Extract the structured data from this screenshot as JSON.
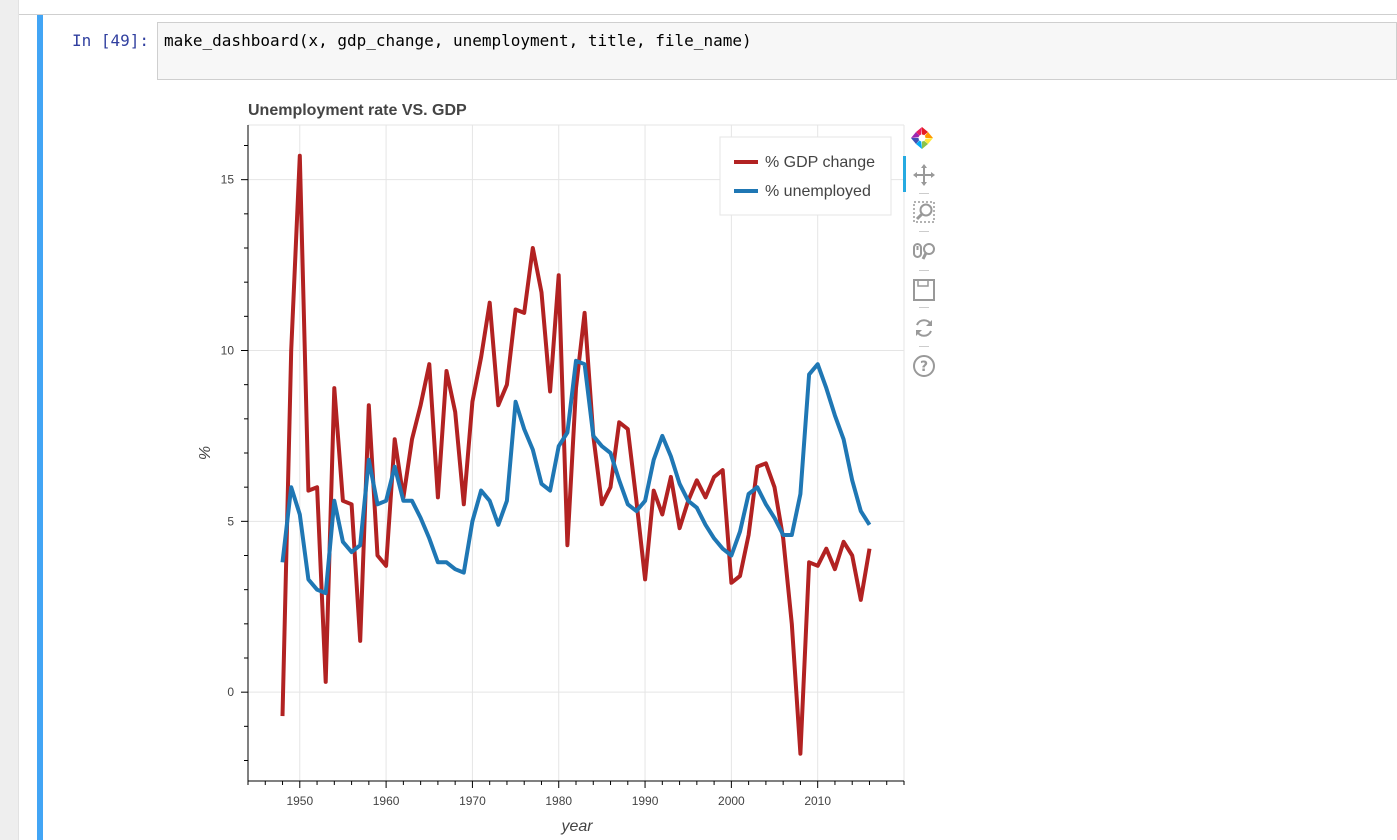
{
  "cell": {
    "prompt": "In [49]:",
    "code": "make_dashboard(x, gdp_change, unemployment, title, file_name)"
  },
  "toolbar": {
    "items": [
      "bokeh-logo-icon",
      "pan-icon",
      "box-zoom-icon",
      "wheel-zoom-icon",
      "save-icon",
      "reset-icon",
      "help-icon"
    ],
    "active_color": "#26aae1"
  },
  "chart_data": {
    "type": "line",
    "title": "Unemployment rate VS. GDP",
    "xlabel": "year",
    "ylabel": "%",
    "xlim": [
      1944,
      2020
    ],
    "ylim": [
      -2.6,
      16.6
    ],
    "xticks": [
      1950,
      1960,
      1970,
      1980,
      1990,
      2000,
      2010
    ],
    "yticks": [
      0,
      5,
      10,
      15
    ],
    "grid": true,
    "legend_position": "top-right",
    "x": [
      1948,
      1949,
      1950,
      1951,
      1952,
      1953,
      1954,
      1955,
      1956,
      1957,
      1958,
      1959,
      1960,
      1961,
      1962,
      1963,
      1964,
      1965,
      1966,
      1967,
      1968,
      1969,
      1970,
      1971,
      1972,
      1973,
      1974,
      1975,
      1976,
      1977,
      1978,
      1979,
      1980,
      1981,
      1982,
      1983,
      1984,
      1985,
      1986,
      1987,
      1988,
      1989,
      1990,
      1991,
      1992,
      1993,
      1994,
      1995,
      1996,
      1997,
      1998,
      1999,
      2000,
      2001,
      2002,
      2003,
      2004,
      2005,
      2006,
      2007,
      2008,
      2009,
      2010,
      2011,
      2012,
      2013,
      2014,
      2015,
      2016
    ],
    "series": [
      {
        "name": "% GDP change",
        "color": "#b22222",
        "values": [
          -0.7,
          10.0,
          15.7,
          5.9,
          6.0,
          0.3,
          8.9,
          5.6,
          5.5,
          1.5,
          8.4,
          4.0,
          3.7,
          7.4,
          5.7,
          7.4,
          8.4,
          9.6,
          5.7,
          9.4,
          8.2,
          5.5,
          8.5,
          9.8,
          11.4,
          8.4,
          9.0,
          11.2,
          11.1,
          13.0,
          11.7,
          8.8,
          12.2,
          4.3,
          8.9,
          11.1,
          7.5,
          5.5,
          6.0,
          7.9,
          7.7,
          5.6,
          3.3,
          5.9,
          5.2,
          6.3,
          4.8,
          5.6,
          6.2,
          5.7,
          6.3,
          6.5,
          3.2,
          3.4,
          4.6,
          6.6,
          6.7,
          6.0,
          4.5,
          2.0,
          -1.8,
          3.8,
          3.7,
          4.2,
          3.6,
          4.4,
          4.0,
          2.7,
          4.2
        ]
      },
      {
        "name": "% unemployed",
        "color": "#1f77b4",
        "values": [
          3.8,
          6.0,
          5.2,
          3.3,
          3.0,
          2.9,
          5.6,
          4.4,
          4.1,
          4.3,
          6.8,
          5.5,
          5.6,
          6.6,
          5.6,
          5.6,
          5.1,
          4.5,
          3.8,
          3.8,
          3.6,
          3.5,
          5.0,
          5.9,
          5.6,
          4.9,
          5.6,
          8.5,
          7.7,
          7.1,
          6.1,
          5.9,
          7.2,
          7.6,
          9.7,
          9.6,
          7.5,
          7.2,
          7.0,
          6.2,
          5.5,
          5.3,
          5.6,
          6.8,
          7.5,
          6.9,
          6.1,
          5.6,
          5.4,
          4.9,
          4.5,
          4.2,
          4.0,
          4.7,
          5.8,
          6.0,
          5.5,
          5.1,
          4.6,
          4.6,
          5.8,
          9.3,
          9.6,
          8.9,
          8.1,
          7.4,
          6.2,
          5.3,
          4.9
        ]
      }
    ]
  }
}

***

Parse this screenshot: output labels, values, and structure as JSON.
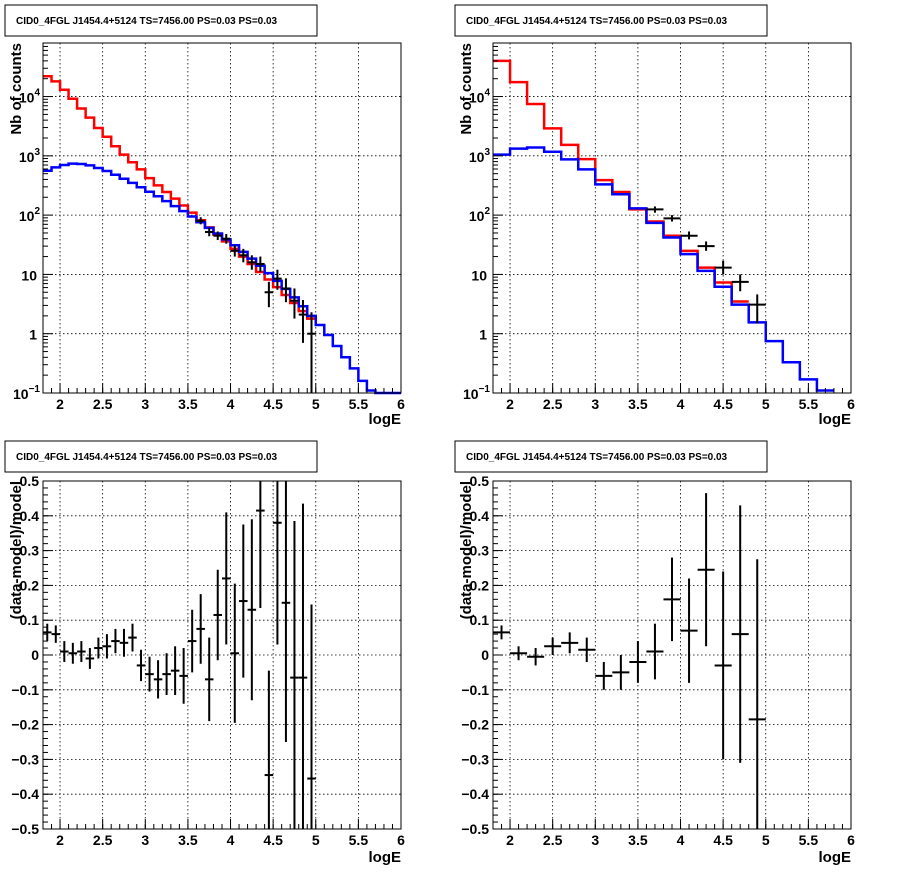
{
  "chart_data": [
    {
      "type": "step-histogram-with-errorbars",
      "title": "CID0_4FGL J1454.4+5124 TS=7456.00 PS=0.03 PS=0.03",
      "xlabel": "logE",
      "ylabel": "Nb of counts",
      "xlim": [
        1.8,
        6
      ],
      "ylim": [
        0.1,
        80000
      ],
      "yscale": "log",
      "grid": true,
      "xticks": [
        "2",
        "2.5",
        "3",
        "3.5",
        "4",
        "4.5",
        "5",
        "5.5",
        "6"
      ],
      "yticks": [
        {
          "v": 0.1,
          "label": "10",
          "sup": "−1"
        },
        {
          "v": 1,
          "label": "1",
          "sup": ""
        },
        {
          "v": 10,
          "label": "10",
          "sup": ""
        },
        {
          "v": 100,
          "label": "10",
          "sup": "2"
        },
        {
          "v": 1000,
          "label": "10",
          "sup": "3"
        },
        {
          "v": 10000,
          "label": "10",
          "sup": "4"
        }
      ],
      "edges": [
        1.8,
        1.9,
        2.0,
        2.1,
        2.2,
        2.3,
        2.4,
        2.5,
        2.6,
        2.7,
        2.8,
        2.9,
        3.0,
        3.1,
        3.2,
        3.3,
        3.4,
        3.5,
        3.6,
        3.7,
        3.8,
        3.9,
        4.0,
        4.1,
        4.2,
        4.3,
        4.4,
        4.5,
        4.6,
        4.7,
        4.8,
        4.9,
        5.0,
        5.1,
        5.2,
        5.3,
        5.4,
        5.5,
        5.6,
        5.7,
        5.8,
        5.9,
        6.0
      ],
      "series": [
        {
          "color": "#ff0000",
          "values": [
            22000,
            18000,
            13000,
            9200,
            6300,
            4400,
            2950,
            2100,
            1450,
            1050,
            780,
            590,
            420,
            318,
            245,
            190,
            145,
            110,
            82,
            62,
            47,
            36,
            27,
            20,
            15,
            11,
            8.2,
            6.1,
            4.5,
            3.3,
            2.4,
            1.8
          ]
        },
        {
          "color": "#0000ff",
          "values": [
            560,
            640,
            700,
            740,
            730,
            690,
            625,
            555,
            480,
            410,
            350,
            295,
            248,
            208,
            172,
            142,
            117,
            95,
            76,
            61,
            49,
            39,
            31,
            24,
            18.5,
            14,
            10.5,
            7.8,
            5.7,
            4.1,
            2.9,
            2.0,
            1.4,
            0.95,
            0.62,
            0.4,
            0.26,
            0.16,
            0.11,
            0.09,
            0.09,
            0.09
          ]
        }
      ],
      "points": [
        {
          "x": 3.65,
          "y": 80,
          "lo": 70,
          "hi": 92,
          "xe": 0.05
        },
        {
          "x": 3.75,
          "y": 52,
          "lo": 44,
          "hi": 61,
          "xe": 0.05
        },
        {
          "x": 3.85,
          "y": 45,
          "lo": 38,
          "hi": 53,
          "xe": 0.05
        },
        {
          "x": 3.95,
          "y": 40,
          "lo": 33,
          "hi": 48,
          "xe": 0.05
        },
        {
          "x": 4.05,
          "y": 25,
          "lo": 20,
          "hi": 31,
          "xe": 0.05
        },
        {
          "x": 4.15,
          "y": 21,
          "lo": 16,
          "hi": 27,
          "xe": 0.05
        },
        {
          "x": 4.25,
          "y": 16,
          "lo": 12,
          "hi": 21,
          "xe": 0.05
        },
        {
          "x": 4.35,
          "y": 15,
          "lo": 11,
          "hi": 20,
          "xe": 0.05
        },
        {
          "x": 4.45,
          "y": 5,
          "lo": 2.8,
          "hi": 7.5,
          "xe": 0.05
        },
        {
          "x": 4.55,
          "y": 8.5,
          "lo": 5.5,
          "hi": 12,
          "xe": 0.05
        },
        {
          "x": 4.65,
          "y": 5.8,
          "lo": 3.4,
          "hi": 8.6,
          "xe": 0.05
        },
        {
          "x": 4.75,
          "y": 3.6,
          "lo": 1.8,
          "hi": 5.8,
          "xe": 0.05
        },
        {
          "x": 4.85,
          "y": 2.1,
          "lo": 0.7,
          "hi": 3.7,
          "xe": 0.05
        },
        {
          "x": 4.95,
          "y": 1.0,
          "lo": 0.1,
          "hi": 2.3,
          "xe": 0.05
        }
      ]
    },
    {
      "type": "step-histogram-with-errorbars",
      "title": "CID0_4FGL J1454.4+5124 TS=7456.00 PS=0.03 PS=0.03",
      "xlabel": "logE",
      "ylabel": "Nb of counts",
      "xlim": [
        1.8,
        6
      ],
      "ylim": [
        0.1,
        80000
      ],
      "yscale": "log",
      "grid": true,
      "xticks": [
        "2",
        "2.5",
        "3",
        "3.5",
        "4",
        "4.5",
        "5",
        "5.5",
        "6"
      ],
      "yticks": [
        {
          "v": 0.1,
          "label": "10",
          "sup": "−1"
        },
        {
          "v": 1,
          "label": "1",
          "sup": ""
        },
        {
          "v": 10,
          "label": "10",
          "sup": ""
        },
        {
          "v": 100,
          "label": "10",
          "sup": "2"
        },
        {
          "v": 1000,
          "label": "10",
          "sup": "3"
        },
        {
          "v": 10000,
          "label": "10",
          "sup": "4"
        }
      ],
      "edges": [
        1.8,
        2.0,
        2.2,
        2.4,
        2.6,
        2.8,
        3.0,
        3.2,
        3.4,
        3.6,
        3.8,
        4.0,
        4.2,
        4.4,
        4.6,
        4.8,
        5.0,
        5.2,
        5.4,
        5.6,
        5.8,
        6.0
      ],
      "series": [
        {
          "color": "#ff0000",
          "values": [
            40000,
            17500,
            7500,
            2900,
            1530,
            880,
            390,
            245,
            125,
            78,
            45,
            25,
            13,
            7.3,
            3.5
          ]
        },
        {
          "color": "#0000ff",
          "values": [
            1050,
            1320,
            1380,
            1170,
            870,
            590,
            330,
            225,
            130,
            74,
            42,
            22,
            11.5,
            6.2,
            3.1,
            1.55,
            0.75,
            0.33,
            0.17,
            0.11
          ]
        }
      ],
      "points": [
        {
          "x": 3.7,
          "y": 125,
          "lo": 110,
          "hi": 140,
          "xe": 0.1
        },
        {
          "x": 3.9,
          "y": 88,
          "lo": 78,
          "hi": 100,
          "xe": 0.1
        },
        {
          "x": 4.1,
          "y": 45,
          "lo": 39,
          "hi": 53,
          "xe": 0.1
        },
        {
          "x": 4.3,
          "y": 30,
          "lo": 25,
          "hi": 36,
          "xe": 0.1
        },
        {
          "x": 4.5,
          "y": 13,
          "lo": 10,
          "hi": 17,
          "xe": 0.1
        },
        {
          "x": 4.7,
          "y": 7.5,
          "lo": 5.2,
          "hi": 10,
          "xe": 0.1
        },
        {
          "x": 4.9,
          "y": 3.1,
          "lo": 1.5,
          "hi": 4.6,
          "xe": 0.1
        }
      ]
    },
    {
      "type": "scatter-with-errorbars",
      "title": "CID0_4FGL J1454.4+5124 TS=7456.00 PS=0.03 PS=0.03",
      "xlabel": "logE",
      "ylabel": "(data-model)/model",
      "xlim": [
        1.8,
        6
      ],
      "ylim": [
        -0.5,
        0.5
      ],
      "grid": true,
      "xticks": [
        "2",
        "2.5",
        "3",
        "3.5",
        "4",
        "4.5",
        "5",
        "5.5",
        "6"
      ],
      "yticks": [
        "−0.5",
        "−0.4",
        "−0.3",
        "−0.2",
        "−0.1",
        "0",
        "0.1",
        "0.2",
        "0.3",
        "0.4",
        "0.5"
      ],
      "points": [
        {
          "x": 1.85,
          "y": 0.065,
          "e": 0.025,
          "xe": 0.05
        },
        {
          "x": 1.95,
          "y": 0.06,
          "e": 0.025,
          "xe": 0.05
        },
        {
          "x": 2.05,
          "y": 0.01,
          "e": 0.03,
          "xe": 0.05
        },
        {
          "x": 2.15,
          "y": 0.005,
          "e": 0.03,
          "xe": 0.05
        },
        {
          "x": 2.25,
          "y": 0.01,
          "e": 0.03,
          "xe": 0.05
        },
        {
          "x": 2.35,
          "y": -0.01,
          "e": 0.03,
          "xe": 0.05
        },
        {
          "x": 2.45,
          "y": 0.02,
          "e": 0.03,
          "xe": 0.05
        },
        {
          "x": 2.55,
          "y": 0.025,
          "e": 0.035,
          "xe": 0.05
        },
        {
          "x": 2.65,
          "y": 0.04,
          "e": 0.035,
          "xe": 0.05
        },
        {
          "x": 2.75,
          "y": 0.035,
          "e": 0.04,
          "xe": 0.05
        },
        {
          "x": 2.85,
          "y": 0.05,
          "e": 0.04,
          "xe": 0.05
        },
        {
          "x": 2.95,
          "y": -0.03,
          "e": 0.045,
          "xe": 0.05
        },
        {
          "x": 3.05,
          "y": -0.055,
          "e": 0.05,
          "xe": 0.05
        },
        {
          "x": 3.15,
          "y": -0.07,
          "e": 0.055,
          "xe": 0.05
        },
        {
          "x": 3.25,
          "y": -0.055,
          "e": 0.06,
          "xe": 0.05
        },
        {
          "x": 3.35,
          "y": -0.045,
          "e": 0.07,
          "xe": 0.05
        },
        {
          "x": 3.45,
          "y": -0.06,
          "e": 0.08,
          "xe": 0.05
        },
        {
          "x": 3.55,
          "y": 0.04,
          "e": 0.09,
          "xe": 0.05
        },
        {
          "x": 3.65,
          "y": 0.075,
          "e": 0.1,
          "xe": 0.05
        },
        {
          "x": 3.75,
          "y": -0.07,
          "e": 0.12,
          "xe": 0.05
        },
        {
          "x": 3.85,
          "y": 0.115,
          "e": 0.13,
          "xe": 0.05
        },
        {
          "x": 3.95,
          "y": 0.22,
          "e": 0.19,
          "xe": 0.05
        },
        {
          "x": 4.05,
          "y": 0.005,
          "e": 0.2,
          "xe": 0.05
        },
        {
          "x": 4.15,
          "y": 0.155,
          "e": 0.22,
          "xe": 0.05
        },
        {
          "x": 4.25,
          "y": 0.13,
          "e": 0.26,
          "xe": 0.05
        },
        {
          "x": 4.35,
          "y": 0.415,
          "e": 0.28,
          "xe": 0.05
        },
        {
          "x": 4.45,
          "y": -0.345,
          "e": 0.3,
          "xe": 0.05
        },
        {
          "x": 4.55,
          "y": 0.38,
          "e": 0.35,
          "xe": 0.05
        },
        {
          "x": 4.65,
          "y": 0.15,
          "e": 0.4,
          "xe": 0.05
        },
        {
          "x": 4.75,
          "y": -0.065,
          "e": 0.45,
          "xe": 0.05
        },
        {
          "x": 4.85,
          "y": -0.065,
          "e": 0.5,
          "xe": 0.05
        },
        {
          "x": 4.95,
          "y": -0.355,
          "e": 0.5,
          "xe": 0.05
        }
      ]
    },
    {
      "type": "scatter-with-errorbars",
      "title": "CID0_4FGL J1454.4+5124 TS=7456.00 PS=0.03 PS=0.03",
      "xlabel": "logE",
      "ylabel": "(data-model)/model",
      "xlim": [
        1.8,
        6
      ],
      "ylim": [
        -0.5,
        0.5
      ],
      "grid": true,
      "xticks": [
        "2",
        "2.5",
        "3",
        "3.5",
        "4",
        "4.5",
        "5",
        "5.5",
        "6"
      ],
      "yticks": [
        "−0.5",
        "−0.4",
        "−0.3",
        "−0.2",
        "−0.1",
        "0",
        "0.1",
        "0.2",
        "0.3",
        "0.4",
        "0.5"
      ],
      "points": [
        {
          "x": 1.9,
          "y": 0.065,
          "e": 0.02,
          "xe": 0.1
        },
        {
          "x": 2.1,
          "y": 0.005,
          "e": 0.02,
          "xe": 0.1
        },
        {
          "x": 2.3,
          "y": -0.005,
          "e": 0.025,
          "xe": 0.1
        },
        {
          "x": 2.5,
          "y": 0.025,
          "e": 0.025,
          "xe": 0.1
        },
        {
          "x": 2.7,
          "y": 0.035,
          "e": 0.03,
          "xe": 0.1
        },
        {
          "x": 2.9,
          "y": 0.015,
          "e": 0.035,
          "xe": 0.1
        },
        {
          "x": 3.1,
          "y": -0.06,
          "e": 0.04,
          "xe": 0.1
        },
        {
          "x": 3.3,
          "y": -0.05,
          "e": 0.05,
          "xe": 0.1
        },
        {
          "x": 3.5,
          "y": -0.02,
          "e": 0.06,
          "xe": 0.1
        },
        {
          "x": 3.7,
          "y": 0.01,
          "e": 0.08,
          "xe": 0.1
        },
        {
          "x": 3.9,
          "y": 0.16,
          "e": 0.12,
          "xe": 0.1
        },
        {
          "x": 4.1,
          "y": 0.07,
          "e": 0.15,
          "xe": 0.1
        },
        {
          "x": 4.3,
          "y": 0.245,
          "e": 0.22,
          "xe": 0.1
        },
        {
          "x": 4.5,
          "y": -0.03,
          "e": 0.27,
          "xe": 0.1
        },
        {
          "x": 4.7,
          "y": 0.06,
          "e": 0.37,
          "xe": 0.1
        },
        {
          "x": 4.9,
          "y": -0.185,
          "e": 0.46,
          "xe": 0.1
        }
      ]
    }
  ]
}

***

• _WHAT THE EXERCISE ASKS_
Gather each line that holds "icon".

• _OUTPUT OF THE EXERCISE_
      "bokeh-logo-icon",
      "pan-icon",
      "box-zoom-icon",
      "wheel-zoom-icon",
      "save-icon",
      "reset-icon",
      "help-icon"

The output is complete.